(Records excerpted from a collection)
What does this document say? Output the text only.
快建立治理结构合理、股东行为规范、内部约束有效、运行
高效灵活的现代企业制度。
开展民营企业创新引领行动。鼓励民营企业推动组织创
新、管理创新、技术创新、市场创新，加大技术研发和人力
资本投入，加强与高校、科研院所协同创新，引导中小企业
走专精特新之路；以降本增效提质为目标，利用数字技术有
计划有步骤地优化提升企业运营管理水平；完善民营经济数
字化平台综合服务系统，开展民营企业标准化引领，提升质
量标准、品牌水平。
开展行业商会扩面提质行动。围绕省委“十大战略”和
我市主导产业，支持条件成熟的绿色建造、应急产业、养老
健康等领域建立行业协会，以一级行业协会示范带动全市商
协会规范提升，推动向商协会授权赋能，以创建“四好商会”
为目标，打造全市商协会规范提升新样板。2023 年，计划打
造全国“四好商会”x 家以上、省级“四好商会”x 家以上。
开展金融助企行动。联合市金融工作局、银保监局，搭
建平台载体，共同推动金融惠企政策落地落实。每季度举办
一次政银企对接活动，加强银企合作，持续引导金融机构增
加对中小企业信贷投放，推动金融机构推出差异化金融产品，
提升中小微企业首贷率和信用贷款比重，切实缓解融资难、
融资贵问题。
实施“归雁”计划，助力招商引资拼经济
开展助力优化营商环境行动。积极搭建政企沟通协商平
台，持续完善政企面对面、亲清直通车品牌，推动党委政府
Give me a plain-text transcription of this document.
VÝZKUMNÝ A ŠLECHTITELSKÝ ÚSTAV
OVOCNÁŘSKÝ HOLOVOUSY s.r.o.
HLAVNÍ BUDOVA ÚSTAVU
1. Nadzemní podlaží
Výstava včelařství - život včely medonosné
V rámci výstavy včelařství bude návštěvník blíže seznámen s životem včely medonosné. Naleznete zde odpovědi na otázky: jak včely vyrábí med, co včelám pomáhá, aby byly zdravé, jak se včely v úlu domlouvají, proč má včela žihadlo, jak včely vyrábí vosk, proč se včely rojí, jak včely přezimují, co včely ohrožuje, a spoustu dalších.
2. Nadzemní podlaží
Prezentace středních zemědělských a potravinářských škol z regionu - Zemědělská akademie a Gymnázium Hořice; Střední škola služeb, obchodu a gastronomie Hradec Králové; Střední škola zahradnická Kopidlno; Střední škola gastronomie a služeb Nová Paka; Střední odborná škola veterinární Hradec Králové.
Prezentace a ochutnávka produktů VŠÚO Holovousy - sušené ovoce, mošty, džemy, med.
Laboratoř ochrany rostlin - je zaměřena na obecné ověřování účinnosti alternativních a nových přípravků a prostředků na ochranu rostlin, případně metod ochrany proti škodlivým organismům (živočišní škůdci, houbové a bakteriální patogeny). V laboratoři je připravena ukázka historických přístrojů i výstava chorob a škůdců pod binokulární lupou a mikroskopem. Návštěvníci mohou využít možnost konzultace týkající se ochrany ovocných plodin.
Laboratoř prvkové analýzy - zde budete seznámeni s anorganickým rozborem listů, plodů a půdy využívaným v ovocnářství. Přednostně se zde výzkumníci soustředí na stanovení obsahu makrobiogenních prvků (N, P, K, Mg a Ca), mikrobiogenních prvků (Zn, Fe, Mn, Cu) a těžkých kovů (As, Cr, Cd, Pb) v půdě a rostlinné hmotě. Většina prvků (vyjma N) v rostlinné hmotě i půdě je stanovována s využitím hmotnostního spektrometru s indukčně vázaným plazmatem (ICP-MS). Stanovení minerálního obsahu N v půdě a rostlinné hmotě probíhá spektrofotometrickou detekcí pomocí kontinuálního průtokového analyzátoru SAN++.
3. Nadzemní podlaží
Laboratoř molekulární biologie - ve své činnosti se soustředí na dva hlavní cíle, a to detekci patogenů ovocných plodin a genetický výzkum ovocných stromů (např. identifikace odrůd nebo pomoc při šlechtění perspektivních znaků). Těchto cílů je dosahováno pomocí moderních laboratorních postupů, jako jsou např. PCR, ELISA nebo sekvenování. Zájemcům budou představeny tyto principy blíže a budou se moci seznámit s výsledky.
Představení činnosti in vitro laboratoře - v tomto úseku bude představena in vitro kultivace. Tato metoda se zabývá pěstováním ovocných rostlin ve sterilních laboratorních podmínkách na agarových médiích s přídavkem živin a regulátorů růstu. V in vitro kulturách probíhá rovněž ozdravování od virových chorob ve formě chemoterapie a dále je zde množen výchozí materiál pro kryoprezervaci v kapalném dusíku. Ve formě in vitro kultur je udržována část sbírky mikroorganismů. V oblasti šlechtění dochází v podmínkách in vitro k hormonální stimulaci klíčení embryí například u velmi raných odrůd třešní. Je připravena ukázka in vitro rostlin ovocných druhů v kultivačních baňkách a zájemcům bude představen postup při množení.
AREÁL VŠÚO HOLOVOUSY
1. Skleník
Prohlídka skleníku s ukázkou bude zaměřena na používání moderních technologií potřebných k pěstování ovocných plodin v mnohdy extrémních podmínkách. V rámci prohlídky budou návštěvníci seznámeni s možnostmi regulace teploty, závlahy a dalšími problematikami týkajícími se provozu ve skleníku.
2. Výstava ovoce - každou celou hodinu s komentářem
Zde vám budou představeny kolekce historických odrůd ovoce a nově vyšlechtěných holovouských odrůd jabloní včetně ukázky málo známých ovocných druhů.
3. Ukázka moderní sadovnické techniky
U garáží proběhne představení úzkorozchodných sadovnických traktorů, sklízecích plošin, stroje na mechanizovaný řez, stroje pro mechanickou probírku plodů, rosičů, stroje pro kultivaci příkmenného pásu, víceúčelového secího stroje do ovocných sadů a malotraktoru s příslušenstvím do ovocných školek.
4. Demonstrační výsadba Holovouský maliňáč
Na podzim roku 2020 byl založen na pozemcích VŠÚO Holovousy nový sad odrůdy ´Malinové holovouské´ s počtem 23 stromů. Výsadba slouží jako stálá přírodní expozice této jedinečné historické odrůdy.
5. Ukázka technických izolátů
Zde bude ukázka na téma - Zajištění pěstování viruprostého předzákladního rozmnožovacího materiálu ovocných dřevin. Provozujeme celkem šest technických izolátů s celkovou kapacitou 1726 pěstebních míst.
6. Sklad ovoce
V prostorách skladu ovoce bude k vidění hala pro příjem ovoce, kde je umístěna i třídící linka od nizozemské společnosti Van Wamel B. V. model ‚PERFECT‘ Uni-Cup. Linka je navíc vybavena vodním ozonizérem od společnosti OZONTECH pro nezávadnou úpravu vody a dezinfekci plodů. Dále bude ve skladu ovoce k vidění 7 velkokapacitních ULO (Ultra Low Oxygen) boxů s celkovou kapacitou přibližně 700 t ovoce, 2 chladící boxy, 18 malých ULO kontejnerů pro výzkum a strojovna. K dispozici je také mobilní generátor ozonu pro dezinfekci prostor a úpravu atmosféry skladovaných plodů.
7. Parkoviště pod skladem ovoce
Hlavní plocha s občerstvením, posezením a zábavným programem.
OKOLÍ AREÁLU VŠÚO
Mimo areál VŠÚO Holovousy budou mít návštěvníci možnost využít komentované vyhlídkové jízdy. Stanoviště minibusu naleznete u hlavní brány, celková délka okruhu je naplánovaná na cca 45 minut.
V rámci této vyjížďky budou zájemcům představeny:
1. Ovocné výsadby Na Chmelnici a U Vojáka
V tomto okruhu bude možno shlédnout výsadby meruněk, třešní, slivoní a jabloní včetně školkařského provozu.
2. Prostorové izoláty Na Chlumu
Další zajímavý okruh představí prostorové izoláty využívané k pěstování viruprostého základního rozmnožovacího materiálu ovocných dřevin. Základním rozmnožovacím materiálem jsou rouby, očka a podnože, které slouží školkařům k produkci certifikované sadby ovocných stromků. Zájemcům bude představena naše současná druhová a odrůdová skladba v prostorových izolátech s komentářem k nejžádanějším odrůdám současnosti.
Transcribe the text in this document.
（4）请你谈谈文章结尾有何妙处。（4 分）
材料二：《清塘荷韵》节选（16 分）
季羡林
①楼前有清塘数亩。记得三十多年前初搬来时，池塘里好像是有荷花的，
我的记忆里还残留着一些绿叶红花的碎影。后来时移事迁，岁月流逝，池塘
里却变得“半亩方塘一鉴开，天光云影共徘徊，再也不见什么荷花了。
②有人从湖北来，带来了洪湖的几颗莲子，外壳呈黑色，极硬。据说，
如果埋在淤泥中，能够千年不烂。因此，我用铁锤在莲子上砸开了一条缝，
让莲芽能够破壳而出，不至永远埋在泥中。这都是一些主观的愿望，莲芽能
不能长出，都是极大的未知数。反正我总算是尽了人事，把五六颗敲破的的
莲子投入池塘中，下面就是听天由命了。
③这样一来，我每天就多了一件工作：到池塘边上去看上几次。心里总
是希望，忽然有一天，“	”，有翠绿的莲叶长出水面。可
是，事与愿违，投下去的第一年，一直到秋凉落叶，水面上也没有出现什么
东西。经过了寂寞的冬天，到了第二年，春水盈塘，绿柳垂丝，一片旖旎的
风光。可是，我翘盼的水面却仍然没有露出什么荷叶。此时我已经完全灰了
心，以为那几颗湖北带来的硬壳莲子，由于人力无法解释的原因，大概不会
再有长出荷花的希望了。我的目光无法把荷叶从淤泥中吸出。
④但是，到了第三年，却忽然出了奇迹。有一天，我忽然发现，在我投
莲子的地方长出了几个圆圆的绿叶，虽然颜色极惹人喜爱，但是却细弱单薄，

§ **Brief**: Search the preceding listing for the word "四好商会" and pull out every line that holds it.

§ **Full output**:
协会规范提升，推动向商协会授权赋能，以创建“四好商会”
造全国“四好商会”x 家以上、省级“四好商会”x 家以上。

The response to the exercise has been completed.